- _選択した文章_
掛川タウン誌
78%KAKEGAWAの発行人のやなせかずこが取材や仕事を通じて思うがままに書き綴った日記。
1984年 Vol.52
1984年6月1日

みなさんの中で、最近はハマチのお刺身を食べた方はいますか?美味しかったですか?旅に出ると旅館の食事でよく出ますが、最近は殆ど養殖ハマチなんだそうですね。高級な魚だから出されると喜んで食べるのが消費者。ところが、ハマチを養殖している生産者は、ほとんど食べないんだそうです。もったいなくて食べないのではないんですよ。その理由は、半分以上が奇形で、背中が曲がっていたり、目が飛び出していたり、内臓が腫れ上がっていたりするんだそうです。
ハマチを太らせるために、イワシのエサをいっぱい養殖の網の中の海に投げ込み、食べきれずに海の底に沈んだエサは、腐って発酵し、淀んだ水の中には魚にとりつく病原菌がいっぱい。それを殺すために、人間に飲ませたら死んでしまうほどの量の抗生物質を、網の中に投げ込んでいるそうです。それどころか、最近では薬では効かなくなったので、強力な農薬まで使っているそうです。こういった事は手段を選ばずどんどんエスカレートしていくんですね。
恐ろしいことです。以前、瀬戸内海のどこかで赤潮(微生物の大繁殖のために海水が赤茶色に見える現象で原因は栄養豊富な生活排水と言われている)が多量に発生して、養殖のハマチが全滅した時、地元の漁業組合が環境庁に損害賠償を請求したそうです。
自分達のやっていることを棚に上げて、外海にも出かけず入江の養殖だけの漁師(?)が、自分達の海を殺しているのです。私利私欲だけに走って自然を無視した行為です。これは漁業に限らず農業についても言えることですね。根本的なことを見直す時が来ているのではないでしょうか…。

- _保存資料_
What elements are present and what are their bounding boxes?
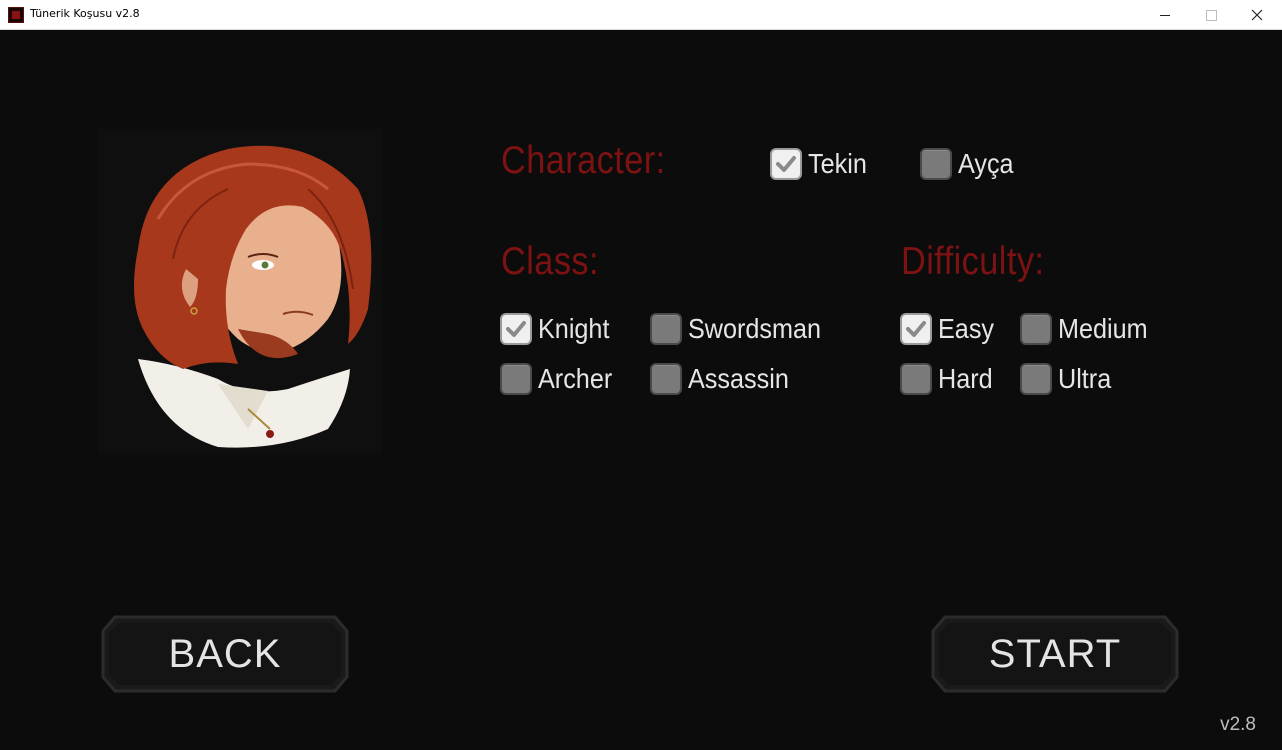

--

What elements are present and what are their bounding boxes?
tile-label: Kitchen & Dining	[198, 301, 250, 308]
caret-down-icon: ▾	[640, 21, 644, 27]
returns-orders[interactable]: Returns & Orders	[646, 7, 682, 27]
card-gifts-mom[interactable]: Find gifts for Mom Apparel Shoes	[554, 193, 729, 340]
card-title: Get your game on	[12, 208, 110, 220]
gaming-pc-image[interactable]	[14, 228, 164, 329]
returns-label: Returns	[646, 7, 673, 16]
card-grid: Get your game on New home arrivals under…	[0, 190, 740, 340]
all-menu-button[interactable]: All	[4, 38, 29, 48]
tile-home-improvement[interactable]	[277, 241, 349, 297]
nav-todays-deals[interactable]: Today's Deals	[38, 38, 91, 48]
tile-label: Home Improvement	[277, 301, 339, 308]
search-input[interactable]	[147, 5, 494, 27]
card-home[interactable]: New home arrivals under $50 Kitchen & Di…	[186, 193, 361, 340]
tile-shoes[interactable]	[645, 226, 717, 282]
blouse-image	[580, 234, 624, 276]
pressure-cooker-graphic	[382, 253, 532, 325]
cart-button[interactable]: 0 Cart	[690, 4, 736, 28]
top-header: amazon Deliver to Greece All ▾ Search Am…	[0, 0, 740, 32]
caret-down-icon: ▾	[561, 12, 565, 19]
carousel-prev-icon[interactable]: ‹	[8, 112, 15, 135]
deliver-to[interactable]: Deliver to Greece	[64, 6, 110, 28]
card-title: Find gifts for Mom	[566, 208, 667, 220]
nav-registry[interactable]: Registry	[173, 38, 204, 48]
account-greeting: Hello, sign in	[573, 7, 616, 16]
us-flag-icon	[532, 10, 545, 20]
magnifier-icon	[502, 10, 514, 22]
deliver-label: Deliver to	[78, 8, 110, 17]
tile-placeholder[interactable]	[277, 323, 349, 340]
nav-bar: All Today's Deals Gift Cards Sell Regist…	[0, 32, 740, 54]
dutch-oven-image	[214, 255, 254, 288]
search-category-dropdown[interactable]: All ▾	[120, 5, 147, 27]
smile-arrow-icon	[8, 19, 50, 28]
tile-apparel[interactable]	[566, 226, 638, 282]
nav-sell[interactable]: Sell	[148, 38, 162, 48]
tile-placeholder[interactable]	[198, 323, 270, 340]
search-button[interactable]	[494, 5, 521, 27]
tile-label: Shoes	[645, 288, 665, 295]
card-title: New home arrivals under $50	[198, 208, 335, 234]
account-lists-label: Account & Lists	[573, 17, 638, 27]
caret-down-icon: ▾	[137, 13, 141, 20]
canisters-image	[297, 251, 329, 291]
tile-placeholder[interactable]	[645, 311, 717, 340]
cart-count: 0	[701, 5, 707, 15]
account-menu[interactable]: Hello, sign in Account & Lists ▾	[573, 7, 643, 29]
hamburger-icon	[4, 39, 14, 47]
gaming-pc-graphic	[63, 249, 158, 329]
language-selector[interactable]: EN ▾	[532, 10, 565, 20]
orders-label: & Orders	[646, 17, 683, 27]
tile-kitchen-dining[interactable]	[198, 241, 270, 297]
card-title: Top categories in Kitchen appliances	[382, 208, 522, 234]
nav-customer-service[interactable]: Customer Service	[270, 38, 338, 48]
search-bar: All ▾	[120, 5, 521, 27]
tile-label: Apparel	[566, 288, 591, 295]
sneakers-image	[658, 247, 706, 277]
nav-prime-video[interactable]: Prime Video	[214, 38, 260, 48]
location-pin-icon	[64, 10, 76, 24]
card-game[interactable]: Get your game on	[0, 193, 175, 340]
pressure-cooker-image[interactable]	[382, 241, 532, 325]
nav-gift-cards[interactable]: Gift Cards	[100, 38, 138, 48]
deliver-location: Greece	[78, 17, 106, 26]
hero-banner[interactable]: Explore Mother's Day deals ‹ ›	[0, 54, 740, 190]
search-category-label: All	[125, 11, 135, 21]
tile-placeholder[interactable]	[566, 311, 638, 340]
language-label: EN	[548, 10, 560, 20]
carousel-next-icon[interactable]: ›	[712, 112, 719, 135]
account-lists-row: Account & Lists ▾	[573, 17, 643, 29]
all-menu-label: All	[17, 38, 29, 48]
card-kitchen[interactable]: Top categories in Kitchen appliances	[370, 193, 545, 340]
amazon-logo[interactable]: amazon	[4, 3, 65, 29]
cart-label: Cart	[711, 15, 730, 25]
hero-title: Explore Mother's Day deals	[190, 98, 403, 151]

- _課題一覧_
1 – ハマチ養殖の日記について、次の問いに答えてください。
(a) この日記を書いた発行人は誰ですか?
(b) ハマチを養殖している生産者がほとんど食べないのはなぜですか?
(c) 赤潮で養殖ハマチが全滅した時、地元の漁業組合はどこに損害賠償を請求しましたか?
2 – ハマチ養殖の日記の「ハマチを太らせるために、イワ」から「スカレートしていくんですね。」までを書き写し、その中の「抗生物質」を「薬剤」に置き換えてください。
3 – ハマチ養殖の日記の続きを書いてもらえますか?

- _解答一覧_
1 –
(a) やなせかずこ
(b) 半分以上が奇形だから
(c) 環境庁

2 –
ハマチを太らせるために、イワシのエサをいっぱい養殖の網の中の海に投げ込み、食べきれずに海の底に沈んだエサは、腐って発酵し、淀んだ水の中には魚にとりつく病原菌がいっぱい。それを殺すために、人間に飲ませたら死んでしまうほどの量の薬剤を、網の中に投げ込んでいるそうです。それどころか、最近では薬では効かなくなったので、強力な農薬まで使っているそうです。こういった事は手段を選ばずどんどんエスカレートしていくんですね。

3 –
1984年6月12日

5月号の「掛川を斬る」の特集で、読者の投書、インタビューをそのまま掲載したまではよかったが、回答をもらうために白い眼で見られながらの取材は、はっきり言って辛かったですね。一番いやな役を一人で背負い込んでしまって、こんな企画を組んだのが間違いの元だったと後悔してみても後の祭り。イヤミのひとつも言われながらの取材だったけど、それでもくじけず頑張りました。
でも、私たちは掛川を少しでも良くしたいからという気持ちで、78%を発行しているのだから、わかってくれるまではバッサバッサ斬っていくつもり。取材を終えてからは、ますます使命感に燃えている私です。(ちょっとカッコ付けすぎかな?)

1984年6月14日

最近、78%の読者参加が少しずつだけど増えつつある。「こういう事をやっているんだけど、是非取材に来て欲しい。」という要望もその中に入るんだけど、自分達で取材して原稿を書いてみたいという話も時々有って、私たちを喜ばせてくれる。地元に関すること、意義のあることなら大歓迎です。大いに利用してほしいものですね。尚、高校生のグループで、何か企画してみたい方はいませんか?本音でいろんなことにぶつかっていくことは、とても意義のあることだし、大切なことです。人間って大人になるにしたがって、世間という枠の中に押し込められ、本音の部分がどんどん狭められていってしまうのですね。出来ることなら、そんな大人社会に染まってほしくないのですが、せめて若いうちだけでも、自分の意志を貫いてほしいのです。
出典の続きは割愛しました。